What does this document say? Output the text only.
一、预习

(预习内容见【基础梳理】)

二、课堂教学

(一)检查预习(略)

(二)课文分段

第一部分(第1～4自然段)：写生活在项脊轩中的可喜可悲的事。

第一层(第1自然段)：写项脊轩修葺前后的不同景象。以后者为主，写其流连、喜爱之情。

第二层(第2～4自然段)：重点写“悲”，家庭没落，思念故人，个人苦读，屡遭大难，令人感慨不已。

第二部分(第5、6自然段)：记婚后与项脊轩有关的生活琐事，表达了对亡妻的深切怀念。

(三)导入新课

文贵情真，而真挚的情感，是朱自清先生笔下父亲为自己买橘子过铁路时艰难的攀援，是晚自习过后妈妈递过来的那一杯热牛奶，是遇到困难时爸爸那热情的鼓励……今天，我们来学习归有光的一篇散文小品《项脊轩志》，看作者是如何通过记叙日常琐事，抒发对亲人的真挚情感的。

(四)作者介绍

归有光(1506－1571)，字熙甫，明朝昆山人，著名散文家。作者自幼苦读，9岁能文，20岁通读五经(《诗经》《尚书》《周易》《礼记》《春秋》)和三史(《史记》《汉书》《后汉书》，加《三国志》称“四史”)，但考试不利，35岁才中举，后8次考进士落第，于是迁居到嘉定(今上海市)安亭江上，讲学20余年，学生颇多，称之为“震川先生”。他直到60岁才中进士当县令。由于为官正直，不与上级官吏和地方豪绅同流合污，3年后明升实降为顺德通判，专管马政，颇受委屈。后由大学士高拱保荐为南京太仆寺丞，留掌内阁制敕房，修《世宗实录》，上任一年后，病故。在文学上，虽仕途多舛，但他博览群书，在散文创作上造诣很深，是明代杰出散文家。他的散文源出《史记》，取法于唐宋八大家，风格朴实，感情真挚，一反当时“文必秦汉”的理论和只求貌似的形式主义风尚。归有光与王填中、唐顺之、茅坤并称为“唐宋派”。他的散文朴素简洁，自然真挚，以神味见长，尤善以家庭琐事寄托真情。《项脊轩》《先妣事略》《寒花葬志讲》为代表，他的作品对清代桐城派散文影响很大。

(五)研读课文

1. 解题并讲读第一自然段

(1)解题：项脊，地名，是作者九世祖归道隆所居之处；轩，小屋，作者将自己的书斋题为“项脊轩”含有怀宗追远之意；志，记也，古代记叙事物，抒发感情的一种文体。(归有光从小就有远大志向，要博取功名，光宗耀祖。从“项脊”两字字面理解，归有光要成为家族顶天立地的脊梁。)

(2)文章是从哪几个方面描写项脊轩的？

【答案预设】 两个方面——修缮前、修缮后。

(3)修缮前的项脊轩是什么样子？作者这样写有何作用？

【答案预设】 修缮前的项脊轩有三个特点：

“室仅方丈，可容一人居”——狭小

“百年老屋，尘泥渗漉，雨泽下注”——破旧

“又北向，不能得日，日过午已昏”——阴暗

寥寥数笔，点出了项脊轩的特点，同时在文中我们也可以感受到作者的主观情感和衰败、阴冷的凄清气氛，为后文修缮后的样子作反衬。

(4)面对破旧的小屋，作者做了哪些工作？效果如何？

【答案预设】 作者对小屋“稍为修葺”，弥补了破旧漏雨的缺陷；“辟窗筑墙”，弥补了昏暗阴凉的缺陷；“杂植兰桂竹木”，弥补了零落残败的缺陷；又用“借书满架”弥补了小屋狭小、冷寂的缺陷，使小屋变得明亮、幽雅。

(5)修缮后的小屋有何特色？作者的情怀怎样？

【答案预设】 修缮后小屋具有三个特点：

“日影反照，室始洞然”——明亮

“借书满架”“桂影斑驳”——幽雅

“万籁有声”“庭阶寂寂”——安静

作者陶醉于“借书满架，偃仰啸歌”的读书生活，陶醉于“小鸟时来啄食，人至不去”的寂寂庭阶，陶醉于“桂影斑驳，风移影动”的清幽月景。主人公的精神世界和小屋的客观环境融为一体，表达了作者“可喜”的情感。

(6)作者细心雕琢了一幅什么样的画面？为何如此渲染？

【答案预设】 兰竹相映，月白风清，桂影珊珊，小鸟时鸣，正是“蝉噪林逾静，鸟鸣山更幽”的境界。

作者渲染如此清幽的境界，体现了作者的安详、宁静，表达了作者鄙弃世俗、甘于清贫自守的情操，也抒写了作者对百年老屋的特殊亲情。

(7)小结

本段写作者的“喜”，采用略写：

++++++++++++++++++++

STATED EXERCISE –
Copy each line of the data above without altering a single character.

ANSWER TO THE PROBLEM –
What does this document say? Output the text only.
一、预习

(预习内容见【基础梳理】)

二、课堂教学

(一)检查预习(略)

(二)课文分段

第一部分(第1～4自然段)：写生活在项脊轩中的可喜可悲的事。

第一层(第1自然段)：写项脊轩修葺前后的不同景象。以后者为主，写其流连、喜爱之情。

第二层(第2～4自然段)：重点写“悲”，家庭没落，思念故人，个人苦读，屡遭大难，令人感慨不已。

第二部分(第5、6自然段)：记婚后与项脊轩有关的生活琐事，表达了对亡妻的深切怀念。

(三)导入新课

文贵情真，而真挚的情感，是朱自清先生笔下父亲为自己买橘子过铁路时艰难的攀援，是晚自习过后妈妈递过来的那一杯热牛奶，是遇到困难时爸爸那热情的鼓励……今天，我们来学习归有光的一篇散文小品《项脊轩志》，看作者是如何通过记叙日常琐事，抒发对亲人的真挚情感的。

(四)作者介绍

归有光(1506－1571)，字熙甫，明朝昆山人，著名散文家。作者自幼苦读，9岁能文，20岁通读五经(《诗经》《尚书》《周易》《礼记》《春秋》)和三史(《史记》《汉书》《后汉书》，加《三国志》称“四史”)，但考试不利，35岁才中举，后8次考进士落第，于是迁居到嘉定(今上海市)安亭江上，讲学20余年，学生颇多，称之为“震川先生”。他直到60岁才中进士当县令。由于为官正直，不与上级官吏和地方豪绅同流合污，3年后明升实降为顺德通判，专管马政，颇受委屈。后由大学士高拱保荐为南京太仆寺丞，留掌内阁制敕房，修《世宗实录》，上任一年后，病故。在文学上，虽仕途多舛，但他博览群书，在散文创作上造诣很深，是明代杰出散文家。他的散文源出《史记》，取法于唐宋八大家，风格朴实，感情真挚，一反当时“文必秦汉”的理论和只求貌似的形式主义风尚。归有光与王填中、唐顺之、茅坤并称为“唐宋派”。他的散文朴素简洁，自然真挚，以神味见长，尤善以家庭琐事寄托真情。《项脊轩》《先妣事略》《寒花葬志讲》为代表，他的作品对清代桐城派散文影响很大。

(五)研读课文

1. 解题并讲读第一自然段

(1)解题：项脊，地名，是作者九世祖归道隆所居之处；轩，小屋，作者将自己的书斋题为“项脊轩”含有怀宗追远之意；志，记也，古代记叙事物，抒发感情的一种文体。(归有光从小就有远大志向，要博取功名，光宗耀祖。从“项脊”两字字面理解，归有光要成为家族顶天立地的脊梁。)

(2)文章是从哪几个方面描写项脊轩的？

【答案预设】 两个方面——修缮前、修缮后。

(3)修缮前的项脊轩是什么样子？作者这样写有何作用？

【答案预设】 修缮前的项脊轩有三个特点：

“室仅方丈，可容一人居”——狭小

“百年老屋，尘泥渗漉，雨泽下注”——破旧

“又北向，不能得日，日过午已昏”——阴暗

寥寥数笔，点出了项脊轩的特点，同时在文中我们也可以感受到作者的主观情感和衰败、阴冷的凄清气氛，为后文修缮后的样子作反衬。

(4)面对破旧的小屋，作者做了哪些工作？效果如何？

【答案预设】 作者对小屋“稍为修葺”，弥补了破旧漏雨的缺陷；“辟窗筑墙”，弥补了昏暗阴凉的缺陷；“杂植兰桂竹木”，弥补了零落残败的缺陷；又用“借书满架”弥补了小屋狭小、冷寂的缺陷，使小屋变得明亮、幽雅。

(5)修缮后的小屋有何特色？作者的情怀怎样？

【答案预设】 修缮后小屋具有三个特点：

“日影反照，室始洞然”——明亮

“借书满架”“桂影斑驳”——幽雅

“万籁有声”“庭阶寂寂”——安静

作者陶醉于“借书满架，偃仰啸歌”的读书生活，陶醉于“小鸟时来啄食，人至不去”的寂寂庭阶，陶醉于“桂影斑驳，风移影动”的清幽月景。主人公的精神世界和小屋的客观环境融为一体，表达了作者“可喜”的情感。

(6)作者细心雕琢了一幅什么样的画面？为何如此渲染？

【答案预设】 兰竹相映，月白风清，桂影珊珊，小鸟时鸣，正是“蝉噪林逾静，鸟鸣山更幽”的境界。

作者渲染如此清幽的境界，体现了作者的安详、宁静，表达了作者鄙弃世俗、甘于清贫自守的情操，也抒写了作者对百年老屋的特殊亲情。

(7)小结

本段写作者的“喜”，采用略写：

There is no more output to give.